> **SOURCE TEXT**
******************************
January 10, 2007 05:57:10am
Once and for all, people
I was a senior at Cornell in 1977, an astronomy major. Having little or nothing to do, I volunteered to serve on the school's activities committee. I was responsible for convincing the Arizona Department of Agriculture to send us a box of Peyote for our Native American ritual called "Spring Dance." In fact, I was even on the spring dance committee that was responsible for choosing the band. Now, here's what happened, ok? There was a vote and the committee was split between The Captain and Tenille, Alice Cooper, and the Dead. As you can guess, the Craptain won 4-3-2, the boys finishing Dead last. Well, we heads weren't going to put up with this so, pranksters that we were, we began to plot. We snuck into the Ithica Times a week before the gig and changed the advertising from the Captain and Tenille to the Grateful Dead. No one there noticed, as no one there gave a shit. Next, we broke into the offices of the Cornell Daily Sun--no tough task as it was always unlocked--and stopped the presses to plant an article about the coming of the Dead. Again, no one really noticed. It wasn't like Cornell had any awareness in 1977. They were all on 'ludes and disco fever as it was.
Next, we hijacked Barton Hall itself, festooining it with the appropriate attire--tie dyed sheets hung from the rafters like championship banners, and a huge mirror ball was placed dead center above the first four rows. Then, coup de grace, we convinced the good Captain that this was a theme night and we had chosen to imitate the longshoreman trips festival from 1966. This took some doing, as Cap. didn't know what the hell a trips festival was. We told him that it was like sailing a boat out to sea and, being a captain, after all, he acquiesced.
Of course, that was to our advantage, as he would believe anything we told him: he was into it, thinking that this was such good, clean fun. We told him that there would be incense and balloons and lots of Kool Aid and that the band needed to dress up in hip attire--jeans, boots, etc., and that the lead guitarist had to wear a beard and large sunglasses. So far so good. Tenille even agreed to wear an extremely long black wig, but we had to talk her out of making a bouffant out of it.
Finally, the night before, we held a Jerry look alike contest. This was a problem, since nobody won. Not to be thwarted, we went into town and found a stocky wino who agreed to wander the campus drunk on Burgundy wine singing about roses and a guy name Casey Jones.
******************************
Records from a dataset
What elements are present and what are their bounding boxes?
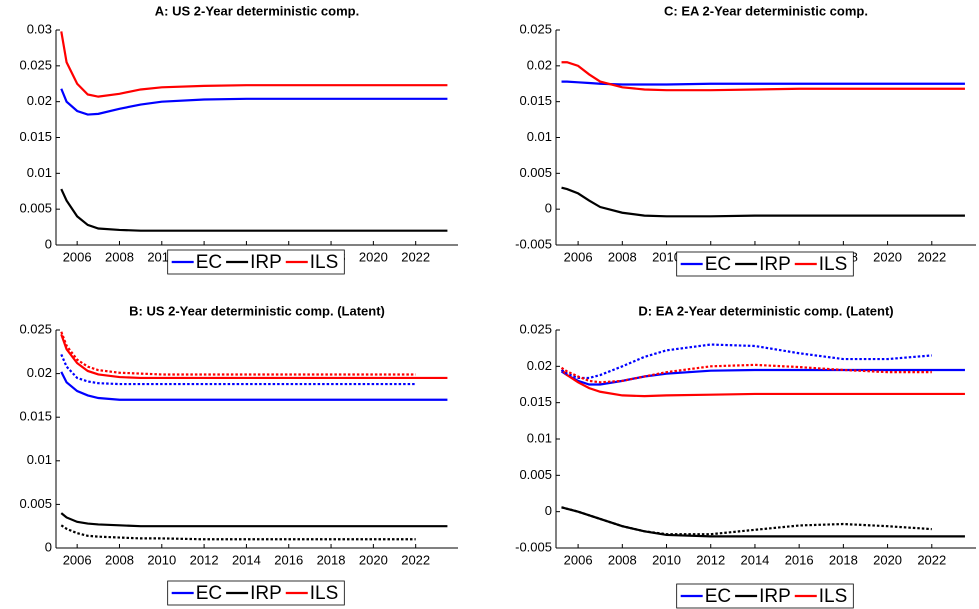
y-tick-label: 0.025: [519, 321, 552, 336]
series-line: [560, 368, 965, 386]
legend: EC IRP ILS: [676, 251, 854, 277]
y-tick-label: 0.025: [19, 321, 52, 336]
y-tick-label: 0.01: [27, 165, 52, 180]
x-tick-label: 2006: [564, 249, 593, 264]
y-tick-label: 0.005: [19, 201, 52, 216]
series-line: [60, 512, 448, 528]
legend-label: IRP: [250, 252, 282, 273]
series-line: [561, 186, 965, 218]
y-tick-label: 0.015: [19, 129, 52, 144]
x-tick-label: 2018: [317, 552, 346, 567]
series-line: [60, 524, 416, 541]
x-tick-label: 2012: [190, 552, 219, 567]
x-tick-label: 2022: [401, 552, 430, 567]
series-line: [561, 506, 932, 536]
legend-label: IRP: [759, 254, 791, 275]
y-tick-label: 0.02: [527, 358, 552, 373]
legend-label: EC: [196, 252, 222, 273]
x-tick-label: 2014: [232, 552, 261, 567]
x-tick-label: 2020: [873, 249, 902, 264]
series-line: [560, 369, 965, 398]
legend-label: ILS: [819, 586, 848, 607]
y-tick-label: 0.015: [19, 409, 52, 424]
x-tick-label: 2008: [105, 552, 134, 567]
y-tick-label: 0: [45, 539, 52, 554]
series-line: [60, 333, 448, 380]
y-tick-label: -0.005: [515, 236, 552, 251]
x-tick-label: 2006: [564, 552, 593, 567]
legend-label: EC: [196, 583, 222, 604]
x-tick-label: 2022: [917, 249, 946, 264]
x-tick-label: 2012: [696, 552, 725, 567]
x-tick-label: 2006: [63, 249, 92, 264]
series-line: [560, 343, 932, 380]
x-tick-label: 2010: [147, 552, 176, 567]
legend-box: [167, 249, 345, 275]
y-tick-label: 0.005: [519, 467, 552, 482]
x-tick-label: 2022: [401, 249, 430, 264]
x-tick-label: 2008: [608, 249, 637, 264]
y-tick-label: 0.015: [519, 394, 552, 409]
x-tick-label: 2006: [63, 552, 92, 567]
y-tick-label: 0.005: [519, 165, 552, 180]
series-line: [60, 188, 448, 232]
y-tick-label: 0.015: [519, 93, 552, 108]
series-line: [561, 80, 965, 86]
x-tick-label: 2020: [359, 552, 388, 567]
y-tick-label: 0.01: [527, 129, 552, 144]
x-tick-label: 2010: [652, 552, 681, 567]
series-line: [60, 331, 416, 376]
chart-title: B: US 2-Year deterministic comp. (Latent…: [129, 303, 385, 318]
y-tick-label: 0: [45, 236, 52, 251]
x-tick-label: 2008: [105, 249, 134, 264]
legend-label: EC: [705, 586, 731, 607]
x-tick-label: 2014: [740, 552, 769, 567]
series-line: [561, 61, 965, 92]
y-tick-label: 0.02: [27, 365, 52, 380]
chart-title: D: EA 2-Year deterministic comp. (Latent…: [638, 303, 893, 318]
legend-box: [167, 580, 345, 606]
y-tick-label: -0.005: [515, 539, 552, 554]
legend-label: ILS: [819, 254, 848, 275]
y-tick-label: 0.005: [19, 496, 52, 511]
y-tick-label: 0.02: [527, 57, 552, 72]
legend-label: ILS: [310, 583, 339, 604]
legend-label: EC: [705, 254, 731, 275]
series-line: [60, 371, 448, 401]
legend-box: [676, 251, 854, 277]
y-tick-label: 0.02: [27, 93, 52, 108]
y-tick-label: 0.025: [19, 57, 52, 72]
y-tick-label: 0: [545, 201, 552, 216]
series-line: [561, 506, 965, 538]
y-tick-label: 0.01: [27, 452, 52, 467]
legend: EC IRP ILS: [676, 583, 854, 609]
x-tick-label: 2016: [785, 552, 814, 567]
x-tick-label: 2020: [359, 249, 388, 264]
legend: EC IRP ILS: [167, 249, 345, 275]
y-tick-label: 0.03: [27, 21, 52, 36]
x-tick-label: 2018: [829, 552, 858, 567]
y-tick-label: 0.025: [519, 21, 552, 36]
chart-title: C: EA 2-Year deterministic comp.: [664, 3, 868, 18]
legend-label: IRP: [250, 583, 282, 604]
x-tick-label: 2016: [274, 552, 303, 567]
legend-box: [676, 583, 854, 609]
series-line: [60, 31, 448, 98]
series-line: [60, 353, 416, 386]
x-tick-label: 2022: [917, 552, 946, 567]
series-line: [560, 363, 932, 384]
chart-title: A: US 2-Year deterministic comp.: [155, 3, 359, 18]
y-tick-label: 0: [545, 503, 552, 518]
legend: EC IRP ILS: [167, 580, 345, 606]
x-tick-label: 2010: [652, 249, 681, 264]
legend-label: IRP: [759, 586, 791, 607]
x-tick-label: 2008: [608, 552, 637, 567]
x-tick-label: 2020: [873, 552, 902, 567]
y-tick-label: 0.01: [527, 430, 552, 445]
legend-label: ILS: [310, 252, 339, 273]
series-line: [60, 88, 448, 116]
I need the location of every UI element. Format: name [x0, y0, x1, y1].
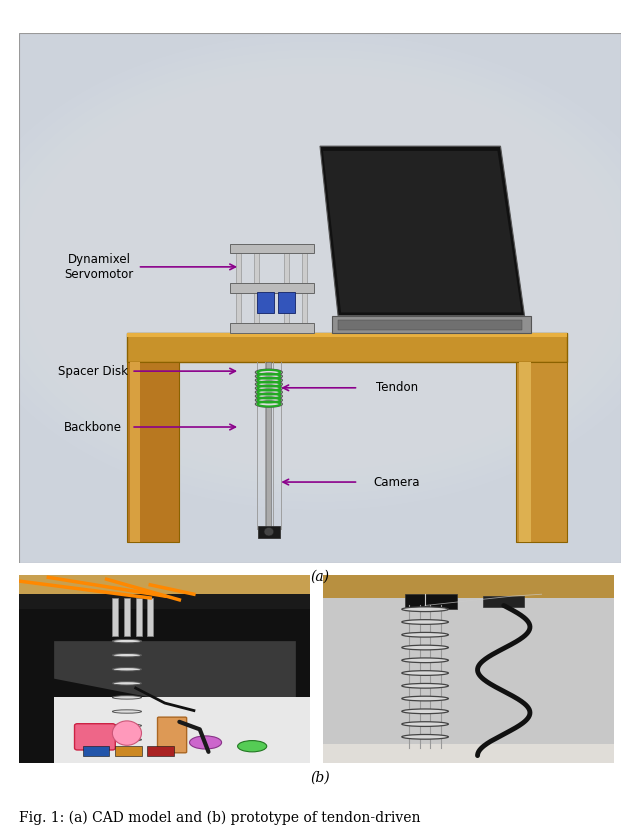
Bar: [254, 244, 259, 333]
Bar: [278, 292, 295, 313]
Ellipse shape: [255, 377, 282, 384]
Bar: [147, 598, 153, 636]
Ellipse shape: [402, 709, 449, 714]
Ellipse shape: [255, 373, 282, 379]
Bar: [258, 526, 280, 538]
Ellipse shape: [255, 381, 282, 387]
Ellipse shape: [402, 735, 449, 739]
Bar: [83, 746, 109, 756]
Text: Backbone: Backbone: [64, 420, 122, 434]
Ellipse shape: [402, 696, 449, 701]
Bar: [131, 362, 140, 542]
Bar: [236, 244, 241, 333]
Ellipse shape: [113, 696, 141, 699]
Bar: [230, 323, 314, 333]
Ellipse shape: [402, 721, 449, 726]
Ellipse shape: [113, 640, 141, 643]
Polygon shape: [323, 151, 522, 313]
Bar: [338, 320, 522, 330]
Polygon shape: [54, 641, 296, 703]
Ellipse shape: [255, 401, 282, 407]
FancyBboxPatch shape: [74, 724, 115, 750]
Text: (a): (a): [310, 570, 330, 584]
Bar: [127, 333, 566, 337]
Ellipse shape: [113, 654, 141, 657]
FancyBboxPatch shape: [157, 717, 187, 753]
Ellipse shape: [113, 721, 141, 746]
Ellipse shape: [402, 671, 449, 676]
Bar: [127, 362, 179, 542]
Ellipse shape: [402, 607, 449, 611]
Ellipse shape: [237, 741, 267, 752]
Bar: [127, 333, 566, 362]
Bar: [483, 596, 524, 607]
Ellipse shape: [113, 681, 141, 685]
Bar: [266, 362, 271, 531]
Ellipse shape: [255, 393, 282, 399]
Bar: [230, 284, 314, 293]
Ellipse shape: [113, 667, 141, 671]
Bar: [257, 292, 274, 313]
Bar: [19, 594, 310, 609]
Ellipse shape: [255, 385, 282, 391]
Text: Dynamixel
Servomotor: Dynamixel Servomotor: [65, 253, 134, 281]
Ellipse shape: [255, 369, 282, 375]
Bar: [323, 744, 614, 763]
Bar: [124, 598, 130, 636]
Bar: [332, 315, 531, 333]
Bar: [136, 598, 141, 636]
Text: Fig. 1: (a) CAD model and (b) prototype of tendon-driven: Fig. 1: (a) CAD model and (b) prototype …: [19, 810, 420, 825]
Bar: [518, 362, 531, 542]
Text: Tendon: Tendon: [376, 381, 418, 394]
Bar: [147, 746, 173, 756]
Ellipse shape: [113, 724, 141, 727]
Bar: [113, 598, 118, 636]
Circle shape: [264, 527, 274, 536]
Ellipse shape: [402, 620, 449, 625]
Polygon shape: [320, 146, 525, 315]
Ellipse shape: [402, 646, 449, 650]
Ellipse shape: [402, 683, 449, 688]
Bar: [19, 575, 310, 598]
Bar: [404, 594, 457, 609]
Ellipse shape: [255, 389, 282, 395]
Ellipse shape: [113, 738, 141, 741]
Ellipse shape: [402, 632, 449, 637]
Bar: [323, 575, 614, 598]
Bar: [284, 244, 289, 333]
Bar: [515, 362, 566, 542]
Bar: [54, 697, 310, 763]
Text: Spacer Disk: Spacer Disk: [58, 364, 128, 378]
Text: (b): (b): [310, 771, 330, 784]
Ellipse shape: [402, 658, 449, 663]
Bar: [115, 746, 141, 756]
Ellipse shape: [189, 736, 221, 749]
Text: Camera: Camera: [374, 475, 420, 489]
Ellipse shape: [113, 710, 141, 713]
Bar: [230, 244, 314, 254]
Ellipse shape: [255, 397, 282, 404]
Bar: [302, 244, 307, 333]
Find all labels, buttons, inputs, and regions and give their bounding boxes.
******************************
> **WHAT THIS EXERCISE ASKS**
A: In the prank story about the Cornell spring dance, what did Tenille agree to wear?
B: Continue the prank story about the Cornell spring dance, starting after its final sentence.
The records are separate material, unrelated to the prank story.

> **RESULTS**
A: An extremely long black wig.

B:
Then it came time for the concert. This was the tricky part. We knew that the Captain and Tenille lip-synched their music, long before it was made popular by Milli Vanilli. We convinced them that the trips festival would be nothing without some hippie music instead of their usual show. Oh, were they psyched to be a part of such a clever plan! They couldn't wait!. Then the coup de gras. We handed out disposable cameras to members of the audience, cameras that were already preloaded with pictures of the Dead from a few nighs earlier. Click, flash, click--we got it!
8 o'clock. In they filed, like lambs to the slaughter. Already luded up, they didn't notice anything fishy about our regulation Bill Graham garbage can full of Kool Aid--special Kool Aid, marked "Can you pass the acid test?" That did it. What marched in were a bunch of stoned out deluded disco heads. What marched out were a bunch of stoned out deluded dead heads. And the story spread from there. It was magic! What a band! My older brother was right! That Bobby fellow is cute! I wish I could grow a beard like Jerry's!
The problem: some enterprising sophomore taped the concert. There were hints on the tape that this might have been a fraud, after all. The Dead weren't doing Viola Lee Blues or ending with Turn on Your Lovelight at this point in time--oops. What to do? We got the guy loaded on mushrooms and switched tapes. We gave him a cassette loaded with audience recordings from several '77 shows. "Geeze--this wasn't as good as I remember," he commented. "Oh yes it was," we replied. It's even better. He finally agreed--after 15 hours of tripping, and we leaked the tape out into trading circles. Thus the myth became reality. Years later, when soundboards were emerging, we simply redid the tape with soundboard versions of the same tunes.
And that, my foolish friends, is the true story of May 8, 1977. The best damn concert that never was.
Just wished we had videotaped it!
"Just tap her on the shoulder."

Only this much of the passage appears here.